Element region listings
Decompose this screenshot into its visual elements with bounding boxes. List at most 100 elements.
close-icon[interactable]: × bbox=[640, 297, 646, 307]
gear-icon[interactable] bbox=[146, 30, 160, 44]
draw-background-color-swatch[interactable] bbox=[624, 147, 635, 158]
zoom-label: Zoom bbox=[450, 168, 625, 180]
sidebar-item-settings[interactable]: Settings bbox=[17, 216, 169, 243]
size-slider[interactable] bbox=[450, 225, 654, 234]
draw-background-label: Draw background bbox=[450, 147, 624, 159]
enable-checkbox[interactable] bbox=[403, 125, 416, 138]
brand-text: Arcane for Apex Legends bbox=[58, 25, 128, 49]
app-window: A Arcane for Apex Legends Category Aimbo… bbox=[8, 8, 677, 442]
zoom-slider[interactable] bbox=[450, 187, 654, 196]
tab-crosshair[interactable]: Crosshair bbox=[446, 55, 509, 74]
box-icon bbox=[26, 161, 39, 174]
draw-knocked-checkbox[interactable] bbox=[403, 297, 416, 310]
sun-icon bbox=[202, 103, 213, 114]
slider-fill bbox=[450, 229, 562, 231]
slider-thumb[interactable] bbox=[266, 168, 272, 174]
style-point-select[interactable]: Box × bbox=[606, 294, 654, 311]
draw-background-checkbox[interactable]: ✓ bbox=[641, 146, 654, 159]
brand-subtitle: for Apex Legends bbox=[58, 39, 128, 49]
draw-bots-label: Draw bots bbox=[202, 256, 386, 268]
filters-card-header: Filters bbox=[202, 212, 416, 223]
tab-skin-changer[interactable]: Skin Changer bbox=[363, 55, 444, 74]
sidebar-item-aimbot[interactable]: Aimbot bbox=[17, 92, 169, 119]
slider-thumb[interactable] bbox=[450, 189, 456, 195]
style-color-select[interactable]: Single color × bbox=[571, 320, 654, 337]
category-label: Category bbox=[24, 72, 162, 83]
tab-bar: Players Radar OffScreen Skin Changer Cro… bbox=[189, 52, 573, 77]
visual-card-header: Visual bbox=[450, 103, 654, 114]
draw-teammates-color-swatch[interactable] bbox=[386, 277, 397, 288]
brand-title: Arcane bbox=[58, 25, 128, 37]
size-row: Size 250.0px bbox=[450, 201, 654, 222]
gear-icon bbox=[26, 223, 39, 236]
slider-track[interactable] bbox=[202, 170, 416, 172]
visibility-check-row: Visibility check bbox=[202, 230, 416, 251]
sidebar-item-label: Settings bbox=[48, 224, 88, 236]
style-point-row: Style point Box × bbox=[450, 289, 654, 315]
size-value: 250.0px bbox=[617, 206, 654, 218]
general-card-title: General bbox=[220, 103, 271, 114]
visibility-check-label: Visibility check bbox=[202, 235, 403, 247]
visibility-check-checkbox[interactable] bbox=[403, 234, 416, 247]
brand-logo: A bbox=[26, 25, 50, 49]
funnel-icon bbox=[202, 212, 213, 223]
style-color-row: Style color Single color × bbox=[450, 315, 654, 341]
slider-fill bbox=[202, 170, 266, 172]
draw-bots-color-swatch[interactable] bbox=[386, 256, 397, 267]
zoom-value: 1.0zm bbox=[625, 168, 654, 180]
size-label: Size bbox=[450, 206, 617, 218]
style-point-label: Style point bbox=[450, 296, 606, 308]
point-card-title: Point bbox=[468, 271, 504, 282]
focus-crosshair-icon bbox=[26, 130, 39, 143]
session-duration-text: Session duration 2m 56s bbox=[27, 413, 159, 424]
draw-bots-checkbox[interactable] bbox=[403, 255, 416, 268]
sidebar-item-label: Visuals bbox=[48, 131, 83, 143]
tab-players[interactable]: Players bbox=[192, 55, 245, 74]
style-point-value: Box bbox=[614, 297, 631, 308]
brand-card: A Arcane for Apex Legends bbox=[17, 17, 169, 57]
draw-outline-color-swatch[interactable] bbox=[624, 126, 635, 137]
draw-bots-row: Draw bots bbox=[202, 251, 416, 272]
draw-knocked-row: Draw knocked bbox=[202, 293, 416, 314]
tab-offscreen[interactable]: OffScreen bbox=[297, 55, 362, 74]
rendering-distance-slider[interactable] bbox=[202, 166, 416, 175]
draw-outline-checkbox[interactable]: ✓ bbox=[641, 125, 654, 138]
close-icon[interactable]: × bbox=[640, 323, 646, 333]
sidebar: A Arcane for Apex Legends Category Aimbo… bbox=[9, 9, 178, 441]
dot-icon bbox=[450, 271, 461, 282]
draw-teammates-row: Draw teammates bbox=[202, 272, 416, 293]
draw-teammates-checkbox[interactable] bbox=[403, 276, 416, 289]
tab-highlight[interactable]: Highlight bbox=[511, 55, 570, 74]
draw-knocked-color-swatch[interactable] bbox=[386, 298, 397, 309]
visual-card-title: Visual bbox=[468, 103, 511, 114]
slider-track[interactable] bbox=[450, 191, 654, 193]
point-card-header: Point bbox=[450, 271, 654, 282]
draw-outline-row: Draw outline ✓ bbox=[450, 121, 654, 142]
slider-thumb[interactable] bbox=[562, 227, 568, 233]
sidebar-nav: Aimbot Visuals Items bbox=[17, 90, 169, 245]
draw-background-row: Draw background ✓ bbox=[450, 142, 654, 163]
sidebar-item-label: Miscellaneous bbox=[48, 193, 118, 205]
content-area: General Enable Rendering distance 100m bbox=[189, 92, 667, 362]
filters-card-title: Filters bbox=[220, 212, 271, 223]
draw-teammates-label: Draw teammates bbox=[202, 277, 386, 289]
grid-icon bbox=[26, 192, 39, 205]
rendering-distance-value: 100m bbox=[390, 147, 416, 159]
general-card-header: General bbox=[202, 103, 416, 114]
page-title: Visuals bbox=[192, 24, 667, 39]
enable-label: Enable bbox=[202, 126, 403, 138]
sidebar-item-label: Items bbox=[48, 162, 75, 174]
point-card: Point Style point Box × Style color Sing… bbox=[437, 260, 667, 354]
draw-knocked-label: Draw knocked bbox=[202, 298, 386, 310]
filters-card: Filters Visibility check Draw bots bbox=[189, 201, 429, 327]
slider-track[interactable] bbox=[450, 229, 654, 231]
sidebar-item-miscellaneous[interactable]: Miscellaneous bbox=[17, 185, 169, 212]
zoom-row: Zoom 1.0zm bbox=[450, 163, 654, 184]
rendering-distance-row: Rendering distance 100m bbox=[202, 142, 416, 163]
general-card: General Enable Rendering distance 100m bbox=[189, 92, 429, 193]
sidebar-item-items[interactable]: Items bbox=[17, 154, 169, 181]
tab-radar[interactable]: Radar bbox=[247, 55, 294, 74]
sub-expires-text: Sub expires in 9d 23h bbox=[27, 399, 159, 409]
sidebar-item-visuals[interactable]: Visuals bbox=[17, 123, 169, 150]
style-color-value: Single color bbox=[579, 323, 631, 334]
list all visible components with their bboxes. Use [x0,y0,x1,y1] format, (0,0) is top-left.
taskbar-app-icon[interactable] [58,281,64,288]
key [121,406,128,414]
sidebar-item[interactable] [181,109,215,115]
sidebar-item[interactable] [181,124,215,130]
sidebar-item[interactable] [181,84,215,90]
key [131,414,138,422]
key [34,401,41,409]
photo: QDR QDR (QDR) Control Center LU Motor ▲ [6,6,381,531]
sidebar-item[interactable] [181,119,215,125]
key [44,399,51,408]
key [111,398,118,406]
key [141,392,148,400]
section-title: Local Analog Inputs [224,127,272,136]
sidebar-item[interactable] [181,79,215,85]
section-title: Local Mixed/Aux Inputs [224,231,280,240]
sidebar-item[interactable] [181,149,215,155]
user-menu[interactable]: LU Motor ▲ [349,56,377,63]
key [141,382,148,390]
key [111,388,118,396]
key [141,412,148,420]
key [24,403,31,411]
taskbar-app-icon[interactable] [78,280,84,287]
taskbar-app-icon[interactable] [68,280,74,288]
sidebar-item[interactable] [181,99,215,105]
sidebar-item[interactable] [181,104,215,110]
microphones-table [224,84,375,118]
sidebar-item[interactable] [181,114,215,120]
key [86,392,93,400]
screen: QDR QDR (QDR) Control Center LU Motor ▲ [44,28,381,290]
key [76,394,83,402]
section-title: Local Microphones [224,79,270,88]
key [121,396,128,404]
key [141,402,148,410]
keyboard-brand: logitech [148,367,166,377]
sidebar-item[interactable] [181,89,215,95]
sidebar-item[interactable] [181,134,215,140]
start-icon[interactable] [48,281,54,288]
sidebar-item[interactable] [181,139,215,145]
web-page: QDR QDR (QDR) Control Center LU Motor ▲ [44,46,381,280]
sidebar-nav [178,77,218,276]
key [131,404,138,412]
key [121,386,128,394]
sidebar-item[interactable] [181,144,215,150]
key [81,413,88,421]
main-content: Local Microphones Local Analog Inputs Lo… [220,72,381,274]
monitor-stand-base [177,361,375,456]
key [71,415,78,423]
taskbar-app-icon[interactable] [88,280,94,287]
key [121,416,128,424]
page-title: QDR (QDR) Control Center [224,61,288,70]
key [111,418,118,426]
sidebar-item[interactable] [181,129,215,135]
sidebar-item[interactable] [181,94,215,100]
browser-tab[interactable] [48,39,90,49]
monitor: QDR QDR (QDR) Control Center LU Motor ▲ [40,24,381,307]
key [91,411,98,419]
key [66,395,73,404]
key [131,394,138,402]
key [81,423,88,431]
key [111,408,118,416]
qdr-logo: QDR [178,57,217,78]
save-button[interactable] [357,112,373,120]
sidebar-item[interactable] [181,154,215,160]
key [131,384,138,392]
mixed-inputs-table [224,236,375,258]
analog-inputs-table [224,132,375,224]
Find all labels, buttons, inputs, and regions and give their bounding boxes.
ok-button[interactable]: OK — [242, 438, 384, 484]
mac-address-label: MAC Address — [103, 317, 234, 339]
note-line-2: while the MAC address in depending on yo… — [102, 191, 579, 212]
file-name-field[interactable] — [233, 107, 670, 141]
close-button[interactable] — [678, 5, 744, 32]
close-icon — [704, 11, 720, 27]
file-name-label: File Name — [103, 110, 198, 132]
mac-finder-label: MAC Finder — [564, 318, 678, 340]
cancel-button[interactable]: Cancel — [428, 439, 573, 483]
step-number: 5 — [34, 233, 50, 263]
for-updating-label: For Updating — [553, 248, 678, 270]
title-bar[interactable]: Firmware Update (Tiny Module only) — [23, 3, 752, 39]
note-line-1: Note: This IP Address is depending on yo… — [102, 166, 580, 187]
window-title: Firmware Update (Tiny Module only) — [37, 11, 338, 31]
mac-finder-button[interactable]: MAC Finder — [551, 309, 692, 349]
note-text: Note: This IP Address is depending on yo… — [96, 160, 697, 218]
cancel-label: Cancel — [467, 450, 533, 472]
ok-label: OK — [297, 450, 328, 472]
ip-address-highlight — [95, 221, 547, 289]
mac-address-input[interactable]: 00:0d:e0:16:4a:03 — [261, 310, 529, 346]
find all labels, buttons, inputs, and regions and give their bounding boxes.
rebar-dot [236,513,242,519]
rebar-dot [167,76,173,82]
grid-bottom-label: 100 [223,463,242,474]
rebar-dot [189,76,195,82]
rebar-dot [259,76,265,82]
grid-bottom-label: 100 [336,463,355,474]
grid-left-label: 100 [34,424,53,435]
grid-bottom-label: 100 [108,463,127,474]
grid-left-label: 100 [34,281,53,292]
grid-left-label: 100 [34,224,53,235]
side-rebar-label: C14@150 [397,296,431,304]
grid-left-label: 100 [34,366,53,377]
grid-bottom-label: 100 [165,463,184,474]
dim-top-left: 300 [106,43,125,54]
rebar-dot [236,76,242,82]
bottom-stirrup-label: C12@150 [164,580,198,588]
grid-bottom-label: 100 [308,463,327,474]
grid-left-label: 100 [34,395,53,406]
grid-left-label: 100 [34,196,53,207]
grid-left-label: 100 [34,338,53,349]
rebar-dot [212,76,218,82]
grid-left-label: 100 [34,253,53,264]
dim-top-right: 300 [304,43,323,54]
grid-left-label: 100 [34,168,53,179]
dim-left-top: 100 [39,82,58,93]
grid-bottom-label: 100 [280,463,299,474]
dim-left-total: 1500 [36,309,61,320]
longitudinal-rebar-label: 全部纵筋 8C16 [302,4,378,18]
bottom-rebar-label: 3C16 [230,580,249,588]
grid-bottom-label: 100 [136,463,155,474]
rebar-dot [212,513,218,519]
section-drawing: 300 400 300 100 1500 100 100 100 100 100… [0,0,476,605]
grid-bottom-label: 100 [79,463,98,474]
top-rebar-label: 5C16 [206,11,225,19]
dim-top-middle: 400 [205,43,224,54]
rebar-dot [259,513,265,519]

Written task
Can you reproduce the records word for word, starting at the very first line and continuing through the line containing "filters-card-header: Filters bbox=[202, 212, 416, 223]", with that line included?

Correct answer
Decompose this screenshot into its visual elements with bounding boxes. List at most 100 elements.
close-icon[interactable]: × bbox=[640, 297, 646, 307]
gear-icon[interactable] bbox=[146, 30, 160, 44]
draw-background-color-swatch[interactable] bbox=[624, 147, 635, 158]
zoom-label: Zoom bbox=[450, 168, 625, 180]
sidebar-item-settings[interactable]: Settings bbox=[17, 216, 169, 243]
size-slider[interactable] bbox=[450, 225, 654, 234]
draw-background-label: Draw background bbox=[450, 147, 624, 159]
enable-checkbox[interactable] bbox=[403, 125, 416, 138]
brand-text: Arcane for Apex Legends bbox=[58, 25, 128, 49]
app-window: A Arcane for Apex Legends Category Aimbo… bbox=[8, 8, 677, 442]
zoom-slider[interactable] bbox=[450, 187, 654, 196]
tab-crosshair[interactable]: Crosshair bbox=[446, 55, 509, 74]
box-icon bbox=[26, 161, 39, 174]
draw-knocked-checkbox[interactable] bbox=[403, 297, 416, 310]
sun-icon bbox=[202, 103, 213, 114]
slider-fill bbox=[450, 229, 562, 231]
slider-thumb[interactable] bbox=[266, 168, 272, 174]
style-point-select[interactable]: Box × bbox=[606, 294, 654, 311]
draw-background-checkbox[interactable]: ✓ bbox=[641, 146, 654, 159]
brand-subtitle: for Apex Legends bbox=[58, 39, 128, 49]
draw-bots-label: Draw bots bbox=[202, 256, 386, 268]
filters-card-header: Filters bbox=[202, 212, 416, 223]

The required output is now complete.